▼

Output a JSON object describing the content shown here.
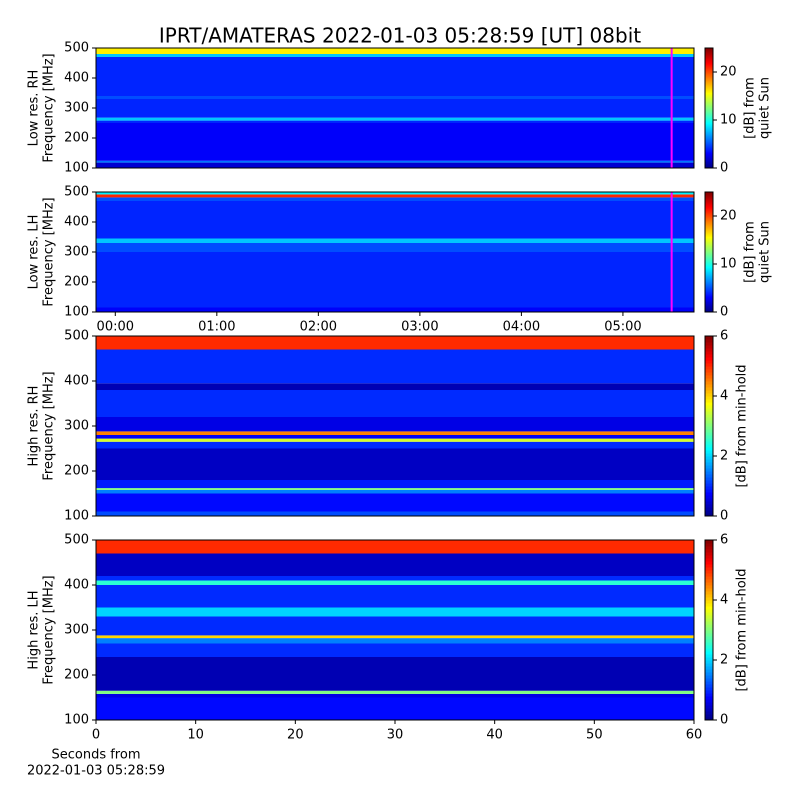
{
  "title": "IPRT/AMATERAS 2022-01-03 05:28:59 [UT]   08bit",
  "chart_data": [
    {
      "type": "heatmap",
      "ylabel": [
        "Low res. RH",
        "Frequency [MHz]"
      ],
      "colormap": "jet",
      "xlim": [
        -0.19,
        5.7
      ],
      "ylim": [
        100,
        500
      ],
      "yticks": [
        100,
        200,
        300,
        400,
        500
      ],
      "ybins": [
        100,
        118,
        124,
        250,
        258,
        268,
        330,
        340,
        470,
        480,
        500
      ],
      "values": [
        2,
        6,
        3,
        4,
        8,
        4,
        5,
        4,
        8,
        16
      ],
      "clim": [
        0,
        25
      ],
      "cticks": [
        0,
        10,
        20
      ],
      "clabel": [
        "[dB] from",
        "quiet Sun"
      ],
      "vline": 5.48,
      "vline_color": "#ff00ff"
    },
    {
      "type": "heatmap",
      "ylabel": [
        "Low res. LH",
        "Frequency [MHz]"
      ],
      "colormap": "jet",
      "xlim": [
        -0.19,
        5.7
      ],
      "ylim": [
        100,
        500
      ],
      "yticks": [
        100,
        200,
        300,
        400,
        500
      ],
      "xticks": [
        {
          "value": 0,
          "label": "00:00"
        },
        {
          "value": 1,
          "label": "01:00"
        },
        {
          "value": 2,
          "label": "02:00"
        },
        {
          "value": 3,
          "label": "03:00"
        },
        {
          "value": 4,
          "label": "04:00"
        },
        {
          "value": 5,
          "label": "05:00"
        }
      ],
      "ybins": [
        100,
        115,
        300,
        330,
        345,
        470,
        482,
        492,
        500
      ],
      "values": [
        3,
        4,
        5,
        8,
        4,
        5,
        21,
        9
      ],
      "clim": [
        0,
        25
      ],
      "cticks": [
        0,
        10,
        20
      ],
      "clabel": [
        "[dB] from",
        "quiet Sun"
      ],
      "vline": 5.48,
      "vline_color": "#ff00ff"
    },
    {
      "type": "heatmap",
      "ylabel": [
        "High res. RH",
        "Frequency [MHz]"
      ],
      "colormap": "jet",
      "xlim": [
        0,
        60
      ],
      "ylim": [
        100,
        500
      ],
      "yticks": [
        100,
        200,
        300,
        400,
        500
      ],
      "ybins": [
        100,
        110,
        150,
        158,
        162,
        180,
        250,
        265,
        272,
        280,
        288,
        320,
        380,
        395,
        470,
        500
      ],
      "values": [
        1.2,
        0.8,
        1.5,
        3,
        0.9,
        0.4,
        1.0,
        3.5,
        0.7,
        4.5,
        0.6,
        1.0,
        0.3,
        1.0,
        5
      ],
      "clim": [
        0,
        6
      ],
      "cticks": [
        0,
        2,
        4,
        6
      ],
      "clabel": [
        "[dB] from min-hold"
      ]
    },
    {
      "type": "heatmap",
      "ylabel": [
        "High res. LH",
        "Frequency [MHz]"
      ],
      "colormap": "jet",
      "xlim": [
        0,
        60
      ],
      "ylim": [
        100,
        500
      ],
      "yticks": [
        100,
        200,
        300,
        400,
        500
      ],
      "xticks": [
        0,
        10,
        20,
        30,
        40,
        50,
        60
      ],
      "xlabel": [
        "Seconds from",
        "2022-01-03 05:28:59"
      ],
      "ybins": [
        100,
        150,
        158,
        165,
        240,
        270,
        282,
        288,
        330,
        350,
        400,
        410,
        420,
        470,
        500
      ],
      "values": [
        0.8,
        0.6,
        3,
        0.3,
        1.0,
        1.5,
        4,
        1.0,
        2,
        1.0,
        2.5,
        1.0,
        0.4,
        5
      ],
      "clim": [
        0,
        6
      ],
      "cticks": [
        0,
        2,
        4,
        6
      ],
      "clabel": [
        "[dB] from min-hold"
      ]
    }
  ]
}
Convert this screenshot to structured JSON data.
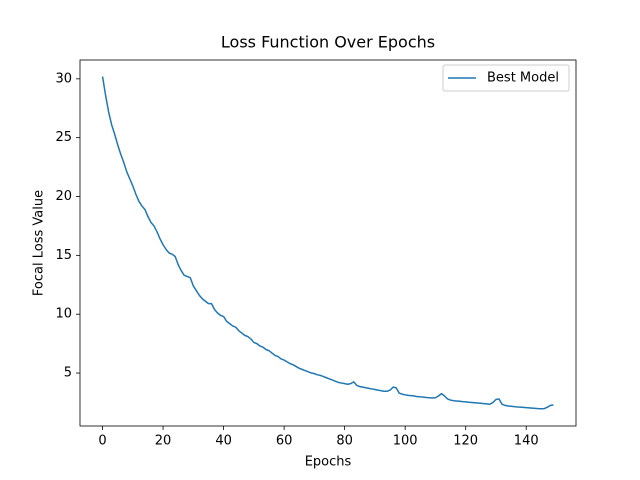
{
  "chart_data": {
    "type": "line",
    "title": "Loss Function Over Epochs",
    "x_label": "Epochs",
    "y_label": "Focal Loss Value",
    "x": [
      0,
      1,
      2,
      3,
      4,
      5,
      6,
      7,
      8,
      9,
      10,
      11,
      12,
      13,
      14,
      15,
      16,
      17,
      18,
      19,
      20,
      21,
      22,
      23,
      24,
      25,
      26,
      27,
      28,
      29,
      30,
      31,
      32,
      33,
      34,
      35,
      36,
      37,
      38,
      39,
      40,
      41,
      42,
      43,
      44,
      45,
      46,
      47,
      48,
      49,
      50,
      51,
      52,
      53,
      54,
      55,
      56,
      57,
      58,
      59,
      60,
      61,
      62,
      63,
      64,
      65,
      66,
      67,
      68,
      69,
      70,
      71,
      72,
      73,
      74,
      75,
      76,
      77,
      78,
      79,
      80,
      81,
      82,
      83,
      84,
      85,
      86,
      87,
      88,
      89,
      90,
      91,
      92,
      93,
      94,
      95,
      96,
      97,
      98,
      99,
      100,
      101,
      102,
      103,
      104,
      105,
      106,
      107,
      108,
      109,
      110,
      111,
      112,
      113,
      114,
      115,
      116,
      117,
      118,
      119,
      120,
      121,
      122,
      123,
      124,
      125,
      126,
      127,
      128,
      129,
      130,
      131,
      132,
      133,
      134,
      135,
      136,
      137,
      138,
      139,
      140,
      141,
      142,
      143,
      144,
      145,
      146,
      147,
      148,
      149
    ],
    "series": [
      {
        "name": "Best Model",
        "color": "#1f77b4",
        "values": [
          30.2,
          28.6,
          27.2,
          26.1,
          25.3,
          24.4,
          23.6,
          22.9,
          22.1,
          21.5,
          20.9,
          20.2,
          19.6,
          19.2,
          18.9,
          18.3,
          17.8,
          17.5,
          17.0,
          16.4,
          15.9,
          15.5,
          15.2,
          15.1,
          14.9,
          14.2,
          13.7,
          13.3,
          13.2,
          13.1,
          12.4,
          12.0,
          11.6,
          11.3,
          11.1,
          10.9,
          10.9,
          10.4,
          10.1,
          9.9,
          9.8,
          9.4,
          9.2,
          9.0,
          8.9,
          8.6,
          8.4,
          8.2,
          8.1,
          7.9,
          7.6,
          7.5,
          7.3,
          7.2,
          7.0,
          6.9,
          6.7,
          6.5,
          6.4,
          6.2,
          6.1,
          5.95,
          5.8,
          5.7,
          5.55,
          5.4,
          5.3,
          5.2,
          5.1,
          5.0,
          4.95,
          4.85,
          4.8,
          4.7,
          4.6,
          4.5,
          4.4,
          4.3,
          4.2,
          4.15,
          4.1,
          4.05,
          4.1,
          4.25,
          3.95,
          3.85,
          3.8,
          3.75,
          3.7,
          3.65,
          3.6,
          3.55,
          3.5,
          3.45,
          3.45,
          3.55,
          3.8,
          3.75,
          3.3,
          3.2,
          3.15,
          3.1,
          3.08,
          3.05,
          3.0,
          2.98,
          2.95,
          2.92,
          2.9,
          2.88,
          2.9,
          3.05,
          3.25,
          3.05,
          2.8,
          2.7,
          2.65,
          2.62,
          2.6,
          2.57,
          2.55,
          2.52,
          2.5,
          2.48,
          2.45,
          2.43,
          2.4,
          2.38,
          2.35,
          2.5,
          2.75,
          2.8,
          2.35,
          2.25,
          2.2,
          2.18,
          2.15,
          2.12,
          2.1,
          2.08,
          2.06,
          2.04,
          2.02,
          2.0,
          1.98,
          1.97,
          1.98,
          2.1,
          2.25,
          2.28
        ]
      }
    ],
    "xlim": [
      -7.45,
      156.45
    ],
    "ylim": [
      0.5,
      31.6
    ],
    "xticks": [
      0,
      20,
      40,
      60,
      80,
      100,
      120,
      140
    ],
    "yticks": [
      5,
      10,
      15,
      20,
      25,
      30
    ],
    "legend": "upper right"
  }
}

▲

• The problem: Pictures in the records should not appear in your copy, but everything else must be transcribed exactly.

• Result:
Output a JSON object describing the content shown here.
{
  "title": "IPRT/AMATERAS 2022-01-03 05:28:59 [UT]   08bit",
  "chart_data": [
    {
      "type": "heatmap",
      "ylabel": [
        "Low res. RH",
        "Frequency [MHz]"
      ],
      "colormap": "jet",
      "xlim": [
        -0.19,
        5.7
      ],
      "ylim": [
        100,
        500
      ],
      "yticks": [
        100,
        200,
        300,
        400,
        500
      ],
      "ybins": [
        100,
        118,
        124,
        250,
        258,
        268,
        330,
        340,
        470,
        480,
        500
      ],
      "values": [
        2,
        6,
        3,
        4,
        8,
        4,
        5,
        4,
        8,
        16
      ],
      "clim": [
        0,
        25
      ],
      "cticks": [
        0,
        10,
        20
      ],
      "clabel": [
        "[dB] from",
        "quiet Sun"
      ],
      "vline": 5.48,
      "vline_color": "#ff00ff"
    },
    {
      "type": "heatmap",
      "ylabel": [
        "Low res. LH",
        "Frequency [MHz]"
      ],
      "colormap": "jet",
      "xlim": [
        -0.19,
        5.7
      ],
      "ylim": [
        100,
        500
      ],
      "yticks": [
        100,
        200,
        300,
        400,
        500
      ],
      "xticks": [
        {
          "value": 0,
          "label": "00:00"
        },
        {
          "value": 1,
          "label": "01:00"
        },
        {
          "value": 2,
          "label": "02:00"
        },
        {
          "value": 3,
          "label": "03:00"
        },
        {
          "value": 4,
          "label": "04:00"
        },
        {
          "value": 5,
          "label": "05:00"
        }
      ],
      "ybins": [
        100,
        115,
        300,
        330,
        345,
        470,
        482,
        492,
        500
      ],
      "values": [
        3,
        4,
        5,
        8,
        4,
        5,
        21,
        9
      ],
      "clim": [
        0,
        25
      ],
      "cticks": [
        0,
        10,
        20
      ],
      "clabel": [
        "[dB] from",
        "quiet Sun"
      ],
      "vline": 5.48,
      "vline_color": "#ff00ff"
    },
    {
      "type": "heatmap",
      "ylabel": [
        "High res. RH",
        "Frequency [MHz]"
      ],
      "colormap": "jet",
      "xlim": [
        0,
        60
      ],
      "ylim": [
        100,
        500
      ],
      "yticks": [
        100,
        200,
        300,
        400,
        500
      ],
      "ybins": [
        100,
        110,
        150,
        158,
        162,
        180,
        250,
        265,
        272,
        280,
        288,
        320,
        380,
        395,
        470,
        500
      ],
      "values": [
        1.2,
        0.8,
        1.5,
        3,
        0.9,
        0.4,
        1.0,
        3.5,
        0.7,
        4.5,
        0.6,
        1.0,
        0.3,
        1.0,
        5
      ],
      "clim": [
        0,
        6
      ],
      "cticks": [
        0,
        2,
        4,
        6
      ],
      "clabel": [
        "[dB] from min-hold"
      ]
    },
    {
      "type": "heatmap",
      "ylabel": [
        "High res. LH",
        "Frequency [MHz]"
      ],
      "colormap": "jet",
      "xlim": [
        0,
        60
      ],
      "ylim": [
        100,
        500
      ],
      "yticks": [
        100,
        200,
        300,
        400,
        500
      ],
      "xticks": [
        0,
        10,
        20,
        30,
        40,
        50,
        60
      ],
      "xlabel": [
        "Seconds from",
        "2022-01-03 05:28:59"
      ],
      "ybins": [
        100,
        150,
        158,
        165,
        240,
        270,
        282,
        288,
        330,
        350,
        400,
        410,
        420,
        470,
        500
      ],
      "values": [
        0.8,
        0.6,
        3,
        0.3,
        1.0,
        1.5,
        4,
        1.0,
        2,
        1.0,
        2.5,
        1.0,
        0.4,
        5
      ],
      "clim": [
        0,
        6
      ],
      "cticks": [
        0,
        2,
        4,
        6
      ],
      "clabel": [
        "[dB] from min-hold"
      ]
    }
  ]
}
Convert this screenshot to structured JSON data.
{
  "chart_data": {
    "type": "line",
    "title": "Loss Function Over Epochs",
    "x_label": "Epochs",
    "y_label": "Focal Loss Value",
    "x": [
      0,
      1,
      2,
      3,
      4,
      5,
      6,
      7,
      8,
      9,
      10,
      11,
      12,
      13,
      14,
      15,
      16,
      17,
      18,
      19,
      20,
      21,
      22,
      23,
      24,
      25,
      26,
      27,
      28,
      29,
      30,
      31,
      32,
      33,
      34,
      35,
      36,
      37,
      38,
      39,
      40,
      41,
      42,
      43,
      44,
      45,
      46,
      47,
      48,
      49,
      50,
      51,
      52,
      53,
      54,
      55,
      56,
      57,
      58,
      59,
      60,
      61,
      62,
      63,
      64,
      65,
      66,
      67,
      68,
      69,
      70,
      71,
      72,
      73,
      74,
      75,
      76,
      77,
      78,
      79,
      80,
      81,
      82,
      83,
      84,
      85,
      86,
      87,
      88,
      89,
      90,
      91,
      92,
      93,
      94,
      95,
      96,
      97,
      98,
      99,
      100,
      101,
      102,
      103,
      104,
      105,
      106,
      107,
      108,
      109,
      110,
      111,
      112,
      113,
      114,
      115,
      116,
      117,
      118,
      119,
      120,
      121,
      122,
      123,
      124,
      125,
      126,
      127,
      128,
      129,
      130,
      131,
      132,
      133,
      134,
      135,
      136,
      137,
      138,
      139,
      140,
      141,
      142,
      143,
      144,
      145,
      146,
      147,
      148,
      149
    ],
    "series": [
      {
        "name": "Best Model",
        "color": "#1f77b4",
        "values": [
          30.2,
          28.6,
          27.2,
          26.1,
          25.3,
          24.4,
          23.6,
          22.9,
          22.1,
          21.5,
          20.9,
          20.2,
          19.6,
          19.2,
          18.9,
          18.3,
          17.8,
          17.5,
          17.0,
          16.4,
          15.9,
          15.5,
          15.2,
          15.1,
          14.9,
          14.2,
          13.7,
          13.3,
          13.2,
          13.1,
          12.4,
          12.0,
          11.6,
          11.3,
          11.1,
          10.9,
          10.9,
          10.4,
          10.1,
          9.9,
          9.8,
          9.4,
          9.2,
          9.0,
          8.9,
          8.6,
          8.4,
          8.2,
          8.1,
          7.9,
          7.6,
          7.5,
          7.3,
          7.2,
          7.0,
          6.9,
          6.7,
          6.5,
          6.4,
          6.2,
          6.1,
          5.95,
          5.8,
          5.7,
          5.55,
          5.4,
          5.3,
          5.2,
          5.1,
          5.0,
          4.95,
          4.85,
          4.8,
          4.7,
          4.6,
          4.5,
          4.4,
          4.3,
          4.2,
          4.15,
          4.1,
          4.05,
          4.1,
          4.25,
          3.95,
          3.85,
          3.8,
          3.75,
          3.7,
          3.65,
          3.6,
          3.55,
          3.5,
          3.45,
          3.45,
          3.55,
          3.8,
          3.75,
          3.3,
          3.2,
          3.15,
          3.1,
          3.08,
          3.05,
          3.0,
          2.98,
          2.95,
          2.92,
          2.9,
          2.88,
          2.9,
          3.05,
          3.25,
          3.05,
          2.8,
          2.7,
          2.65,
          2.62,
          2.6,
          2.57,
          2.55,
          2.52,
          2.5,
          2.48,
          2.45,
          2.43,
          2.4,
          2.38,
          2.35,
          2.5,
          2.75,
          2.8,
          2.35,
          2.25,
          2.2,
          2.18,
          2.15,
          2.12,
          2.1,
          2.08,
          2.06,
          2.04,
          2.02,
          2.0,
          1.98,
          1.97,
          1.98,
          2.1,
          2.25,
          2.28
        ]
      }
    ],
    "xlim": [
      -7.45,
      156.45
    ],
    "ylim": [
      0.5,
      31.6
    ],
    "xticks": [
      0,
      20,
      40,
      60,
      80,
      100,
      120,
      140
    ],
    "yticks": [
      5,
      10,
      15,
      20,
      25,
      30
    ],
    "legend": "upper right"
  }
}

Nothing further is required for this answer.